◆ Your goal ◆
Filter the entries and keep only the lines where the string "label" appears.

══════════════════════════════

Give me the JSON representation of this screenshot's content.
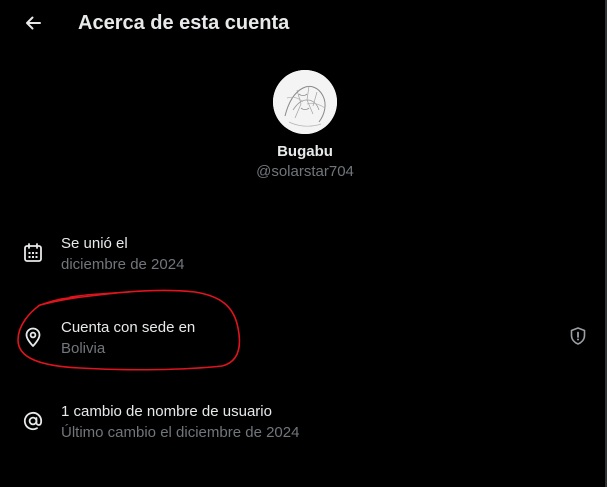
{
  "header": {
    "title": "Acerca de esta cuenta",
    "back_icon": "arrow-left-icon"
  },
  "profile": {
    "avatar_icon": "sketch-avatar",
    "display_name": "Bugabu",
    "handle": "@solarstar704"
  },
  "rows": [
    {
      "icon": "calendar-icon",
      "label": "Se unió el",
      "value": "diciembre de 2024"
    },
    {
      "icon": "location-pin-icon",
      "label": "Cuenta con sede en",
      "value": "Bolivia",
      "trailing_icon": "shield-exclamation-icon"
    },
    {
      "icon": "at-sign-icon",
      "label": "1 cambio de nombre de usuario",
      "value": "Último cambio el diciembre de 2024"
    }
  ],
  "colors": {
    "background": "#000000",
    "primary_text": "#e7e9ea",
    "secondary_text": "#71767b",
    "annotation": "#e0141e"
  }
}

══════════════════════════════

◆ Solution to the exercise ◆
      "label": "Se unió el",
      "label": "Cuenta con sede en",
      "label": "1 cambio de nombre de usuario",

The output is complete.